→ **Job**
Identify the lines that include the word "Butter", then copy all of them.

→ **Exercise data**
+--

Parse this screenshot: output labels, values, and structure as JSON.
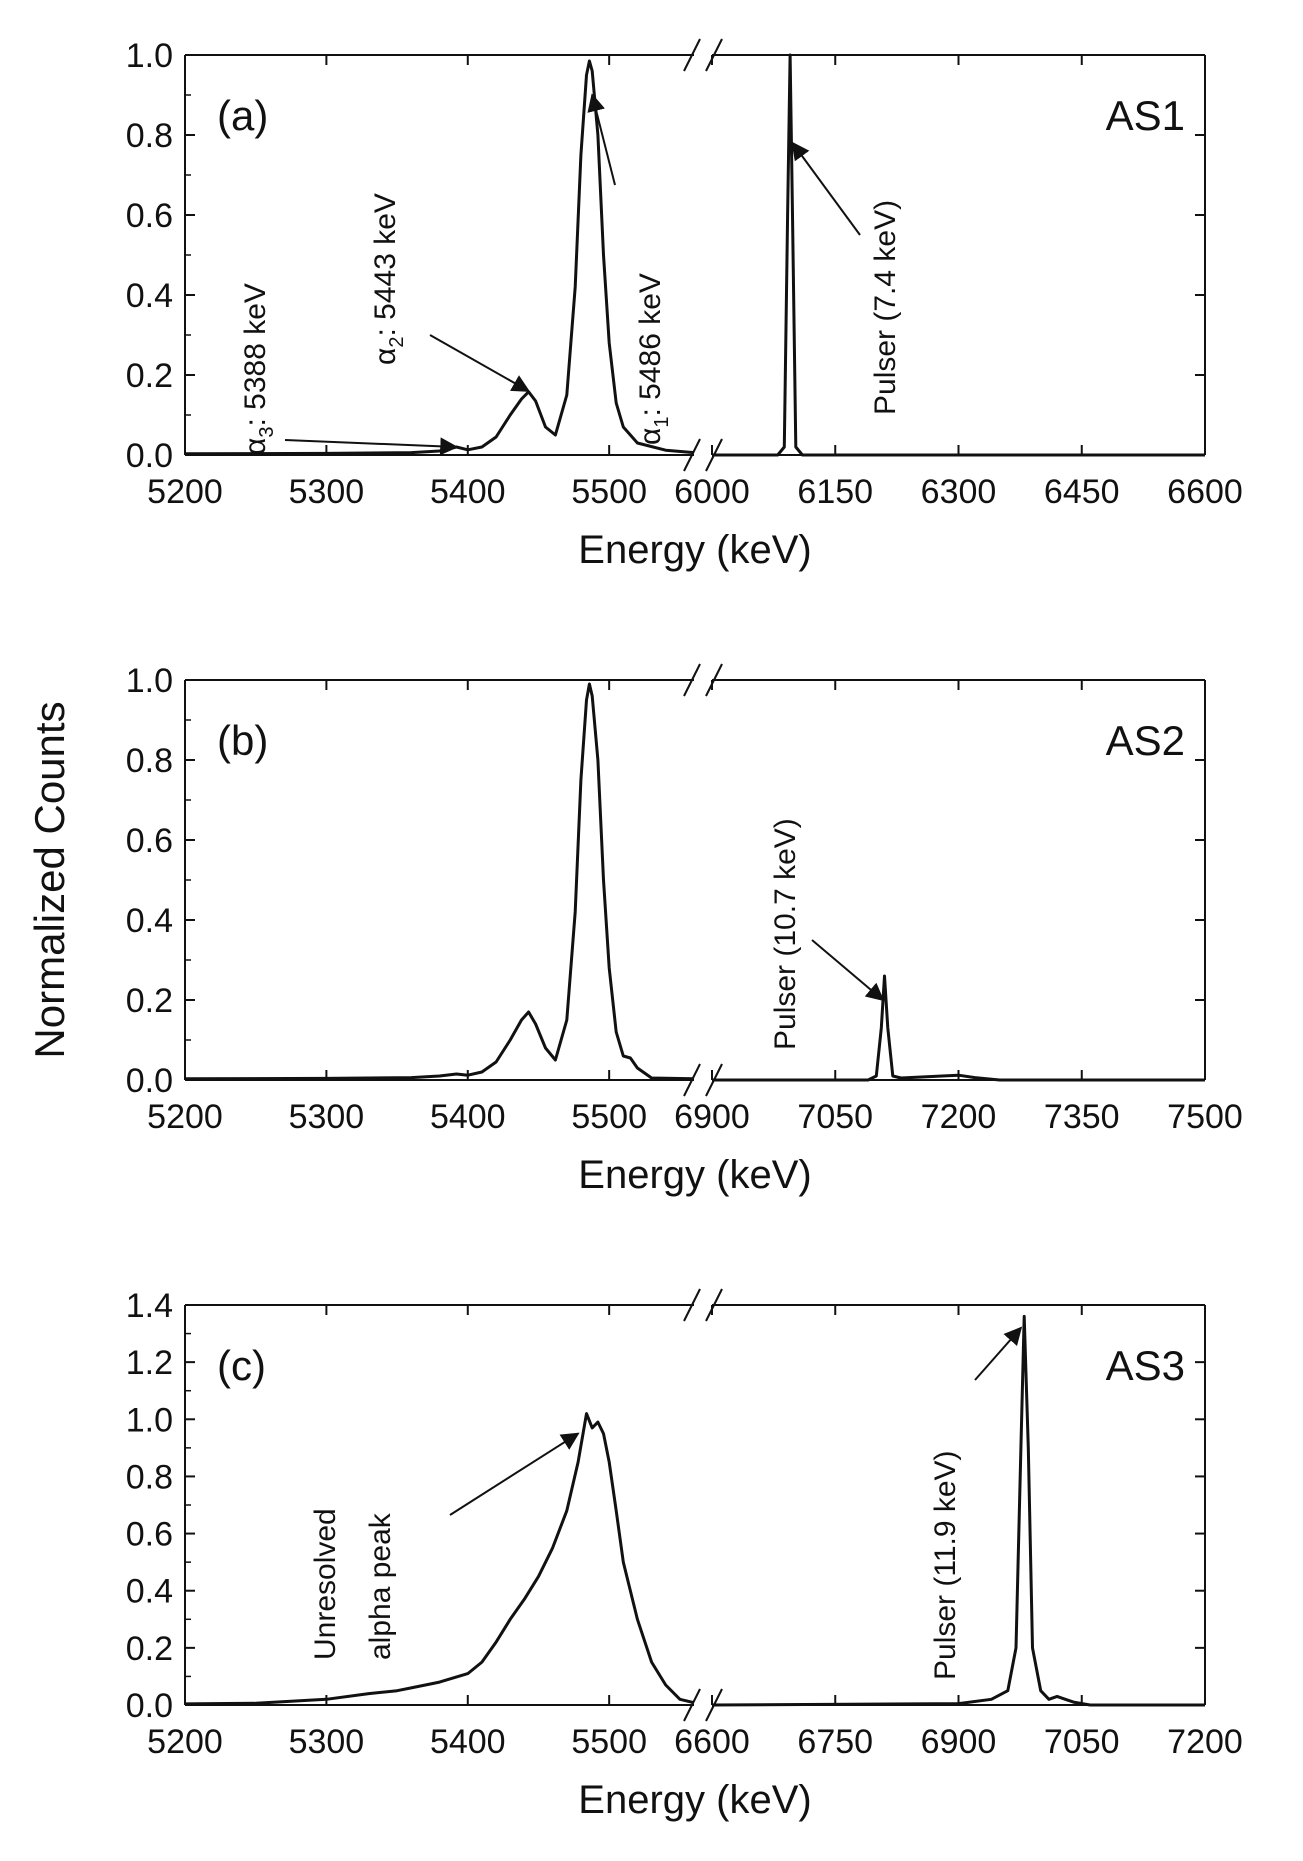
{
  "figure": {
    "ylabel": "Normalized Counts"
  },
  "chart_data": [
    {
      "type": "line",
      "panel_label": "(a)",
      "detector_label": "AS1",
      "xlabel": "Energy (keV)",
      "ylim": [
        0,
        1.0
      ],
      "yticks": [
        "0.0",
        "0.2",
        "0.4",
        "0.6",
        "0.8",
        "1.0"
      ],
      "xticks_left": [
        "5200",
        "5300",
        "5400",
        "5500"
      ],
      "xticks_right": [
        "6000",
        "6150",
        "6300",
        "6450",
        "6600"
      ],
      "xlim_left": [
        5200,
        5560
      ],
      "xlim_right": [
        6000,
        6600
      ],
      "series": [
        {
          "name": "alpha spectrum",
          "segment": "left",
          "x": [
            5200,
            5300,
            5360,
            5380,
            5392,
            5400,
            5410,
            5420,
            5430,
            5438,
            5443,
            5448,
            5455,
            5462,
            5470,
            5476,
            5480,
            5484,
            5486,
            5488,
            5492,
            5496,
            5500,
            5505,
            5510,
            5520,
            5540,
            5560
          ],
          "y": [
            0.003,
            0.004,
            0.006,
            0.01,
            0.02,
            0.013,
            0.02,
            0.045,
            0.1,
            0.14,
            0.158,
            0.135,
            0.07,
            0.05,
            0.15,
            0.42,
            0.75,
            0.95,
            0.985,
            0.96,
            0.8,
            0.5,
            0.28,
            0.13,
            0.07,
            0.03,
            0.012,
            0.006
          ]
        },
        {
          "name": "pulser",
          "segment": "right",
          "x": [
            6000,
            6080,
            6088,
            6092,
            6095,
            6098,
            6102,
            6110,
            6600
          ],
          "y": [
            0.0,
            0.0,
            0.02,
            0.6,
            1.0,
            0.6,
            0.02,
            0.0,
            0.0
          ]
        }
      ],
      "annotations": [
        {
          "base": "α",
          "sub": "3",
          "rest": ": 5388 keV",
          "x": 5392,
          "y": 0.02
        },
        {
          "base": "α",
          "sub": "2",
          "rest": ": 5443 keV",
          "x": 5443,
          "y": 0.16
        },
        {
          "base": "α",
          "sub": "1",
          "rest": ": 5486 keV",
          "x": 5488,
          "y": 0.9
        },
        {
          "text": "Pulser (7.4 keV)",
          "x": 6098,
          "y": 0.78
        }
      ]
    },
    {
      "type": "line",
      "panel_label": "(b)",
      "detector_label": "AS2",
      "xlabel": "Energy (keV)",
      "ylim": [
        0,
        1.0
      ],
      "yticks": [
        "0.0",
        "0.2",
        "0.4",
        "0.6",
        "0.8",
        "1.0"
      ],
      "xticks_left": [
        "5200",
        "5300",
        "5400",
        "5500"
      ],
      "xticks_right": [
        "6900",
        "7050",
        "7200",
        "7350",
        "7500"
      ],
      "xlim_left": [
        5200,
        5560
      ],
      "xlim_right": [
        6900,
        7500
      ],
      "series": [
        {
          "name": "alpha spectrum",
          "segment": "left",
          "x": [
            5200,
            5300,
            5360,
            5380,
            5392,
            5400,
            5410,
            5420,
            5430,
            5438,
            5443,
            5448,
            5455,
            5462,
            5470,
            5476,
            5480,
            5484,
            5486,
            5488,
            5492,
            5496,
            5500,
            5505,
            5510,
            5515,
            5520,
            5530,
            5560
          ],
          "y": [
            0.003,
            0.004,
            0.006,
            0.01,
            0.015,
            0.012,
            0.02,
            0.045,
            0.1,
            0.15,
            0.17,
            0.14,
            0.08,
            0.05,
            0.15,
            0.42,
            0.75,
            0.95,
            0.99,
            0.96,
            0.8,
            0.5,
            0.28,
            0.12,
            0.06,
            0.055,
            0.03,
            0.005,
            0.003
          ]
        },
        {
          "name": "pulser",
          "segment": "right",
          "x": [
            6900,
            7090,
            7100,
            7106,
            7110,
            7114,
            7120,
            7130,
            7180,
            7200,
            7220,
            7250,
            7500
          ],
          "y": [
            0.0,
            0.0,
            0.01,
            0.13,
            0.26,
            0.13,
            0.01,
            0.005,
            0.01,
            0.012,
            0.006,
            0.0,
            0.0
          ]
        }
      ],
      "annotations": [
        {
          "text": "Pulser (10.7 keV)",
          "x": 7108,
          "y": 0.2
        }
      ]
    },
    {
      "type": "line",
      "panel_label": "(c)",
      "detector_label": "AS3",
      "xlabel": "Energy (keV)",
      "ylim": [
        0,
        1.4
      ],
      "yticks": [
        "0.0",
        "0.2",
        "0.4",
        "0.6",
        "0.8",
        "1.0",
        "1.2",
        "1.4"
      ],
      "xticks_left": [
        "5200",
        "5300",
        "5400",
        "5500"
      ],
      "xticks_right": [
        "6600",
        "6750",
        "6900",
        "7050",
        "7200"
      ],
      "xlim_left": [
        5200,
        5560
      ],
      "xlim_right": [
        6600,
        7200
      ],
      "series": [
        {
          "name": "alpha spectrum",
          "segment": "left",
          "x": [
            5200,
            5250,
            5300,
            5330,
            5350,
            5360,
            5380,
            5400,
            5410,
            5420,
            5430,
            5440,
            5450,
            5460,
            5470,
            5478,
            5484,
            5488,
            5492,
            5496,
            5500,
            5505,
            5510,
            5520,
            5530,
            5540,
            5550,
            5560
          ],
          "y": [
            0.004,
            0.006,
            0.02,
            0.04,
            0.05,
            0.06,
            0.08,
            0.11,
            0.15,
            0.22,
            0.3,
            0.37,
            0.45,
            0.55,
            0.68,
            0.85,
            1.02,
            0.97,
            0.99,
            0.95,
            0.85,
            0.68,
            0.5,
            0.3,
            0.15,
            0.07,
            0.02,
            0.008
          ]
        },
        {
          "name": "pulser",
          "segment": "right",
          "x": [
            6600,
            6900,
            6940,
            6960,
            6970,
            6976,
            6980,
            6985,
            6990,
            7000,
            7010,
            7020,
            7030,
            7040,
            7060,
            7200
          ],
          "y": [
            0.0,
            0.005,
            0.02,
            0.05,
            0.2,
            0.9,
            1.36,
            0.9,
            0.2,
            0.05,
            0.02,
            0.03,
            0.02,
            0.01,
            0.0,
            0.0
          ]
        }
      ],
      "annotations": [
        {
          "lines": [
            "Unresolved",
            "alpha peak"
          ],
          "x": 5478,
          "y": 0.95
        },
        {
          "text": "Pulser (11.9 keV)",
          "x": 6976,
          "y": 1.32
        }
      ]
    }
  ]
}
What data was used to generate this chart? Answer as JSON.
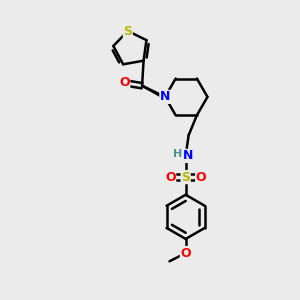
{
  "bg_color": "#ebebeb",
  "atom_colors": {
    "S": "#b8b800",
    "N": "#0000ff",
    "O": "#ff0000",
    "C": "#000000",
    "H": "#4a9090"
  },
  "bond_color": "#000000",
  "bond_width": 1.8,
  "label_fontsize": 10,
  "label_fontsize_small": 9
}
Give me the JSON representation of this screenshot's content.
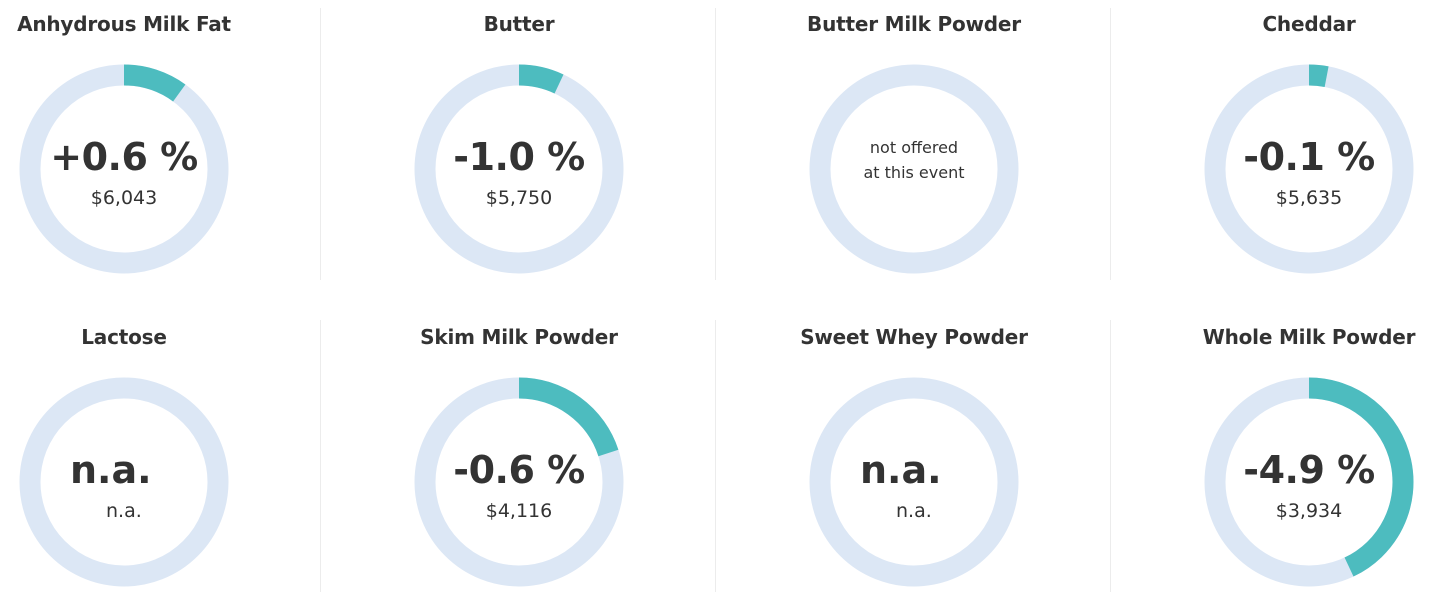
{
  "colors": {
    "ring_background": "#dce7f5",
    "ring_fill": "#4dbcbf",
    "text": "#333333"
  },
  "chart_data": [
    {
      "type": "pie",
      "title": "Anhydrous Milk Fat",
      "change_label": "+0.6 %",
      "price_label": "$6,043",
      "fill_fraction": 0.1,
      "status": "value"
    },
    {
      "type": "pie",
      "title": "Butter",
      "change_label": "-1.0 %",
      "price_label": "$5,750",
      "fill_fraction": 0.07,
      "status": "value"
    },
    {
      "type": "pie",
      "title": "Butter Milk Powder",
      "message": "not offered at this event",
      "message_line1": "not offered",
      "message_line2": "at this event",
      "fill_fraction": 0,
      "status": "not_offered"
    },
    {
      "type": "pie",
      "title": "Cheddar",
      "change_label": "-0.1 %",
      "price_label": "$5,635",
      "fill_fraction": 0.03,
      "status": "value"
    },
    {
      "type": "pie",
      "title": "Lactose",
      "change_label": "n.a.",
      "price_label": "n.a.",
      "fill_fraction": 0,
      "status": "na"
    },
    {
      "type": "pie",
      "title": "Skim Milk Powder",
      "change_label": "-0.6 %",
      "price_label": "$4,116",
      "fill_fraction": 0.2,
      "status": "value"
    },
    {
      "type": "pie",
      "title": "Sweet Whey Powder",
      "change_label": "n.a.",
      "price_label": "n.a.",
      "fill_fraction": 0,
      "status": "na"
    },
    {
      "type": "pie",
      "title": "Whole Milk Powder",
      "change_label": "-4.9 %",
      "price_label": "$3,934",
      "fill_fraction": 0.43,
      "status": "value"
    }
  ]
}
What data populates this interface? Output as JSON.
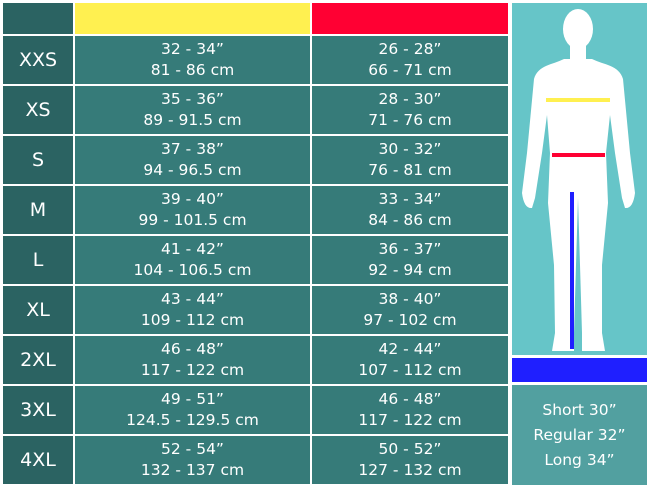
{
  "colors": {
    "chest": "#fff050",
    "waist": "#ff0033",
    "inseam": "#1f1fff"
  },
  "header": {
    "chest_color": "#fff050",
    "waist_color": "#ff0033"
  },
  "rows": [
    {
      "size": "XXS",
      "chest_in": "32 - 34”",
      "chest_cm": "81 - 86 cm",
      "waist_in": "26 - 28”",
      "waist_cm": "66 - 71 cm"
    },
    {
      "size": "XS",
      "chest_in": "35 - 36”",
      "chest_cm": "89 - 91.5 cm",
      "waist_in": "28 - 30”",
      "waist_cm": "71 - 76 cm"
    },
    {
      "size": "S",
      "chest_in": "37 - 38”",
      "chest_cm": "94 - 96.5 cm",
      "waist_in": "30 - 32”",
      "waist_cm": "76 - 81 cm"
    },
    {
      "size": "M",
      "chest_in": "39 - 40”",
      "chest_cm": "99 - 101.5 cm",
      "waist_in": "33 - 34”",
      "waist_cm": "84 - 86 cm"
    },
    {
      "size": "L",
      "chest_in": "41 - 42”",
      "chest_cm": "104 - 106.5 cm",
      "waist_in": "36 - 37”",
      "waist_cm": "92 - 94 cm"
    },
    {
      "size": "XL",
      "chest_in": "43 - 44”",
      "chest_cm": "109 - 112 cm",
      "waist_in": "38 - 40”",
      "waist_cm": "97 - 102 cm"
    },
    {
      "size": "2XL",
      "chest_in": "46 - 48”",
      "chest_cm": "117 - 122 cm",
      "waist_in": "42 - 44”",
      "waist_cm": "107 - 112 cm"
    },
    {
      "size": "3XL",
      "chest_in": "49 - 51”",
      "chest_cm": "124.5 - 129.5 cm",
      "waist_in": "46 - 48”",
      "waist_cm": "117 - 122 cm"
    },
    {
      "size": "4XL",
      "chest_in": "52 - 54”",
      "chest_cm": "132 - 137 cm",
      "waist_in": "50 - 52”",
      "waist_cm": "127 - 132 cm"
    }
  ],
  "lengths": [
    "Short 30”",
    "Regular 32”",
    "Long 34”"
  ]
}
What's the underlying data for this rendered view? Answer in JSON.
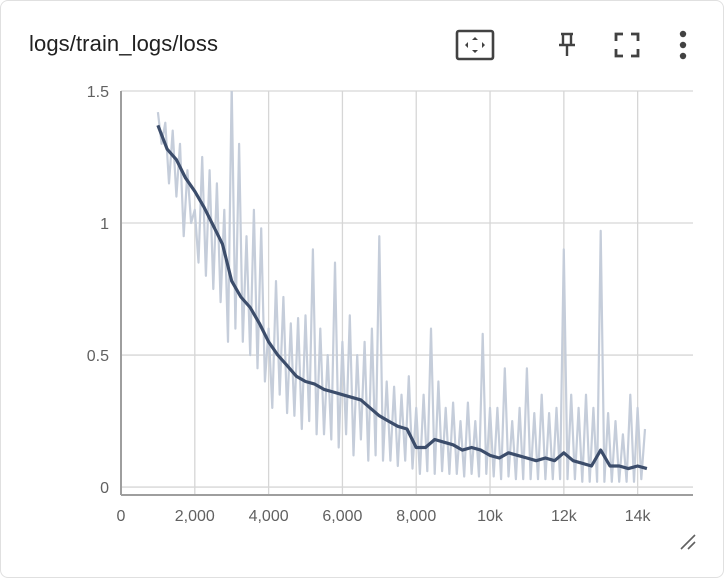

+--

→ **Answer for this exercise**
      "title": "Butter",
      "title": "Butter Milk Powder",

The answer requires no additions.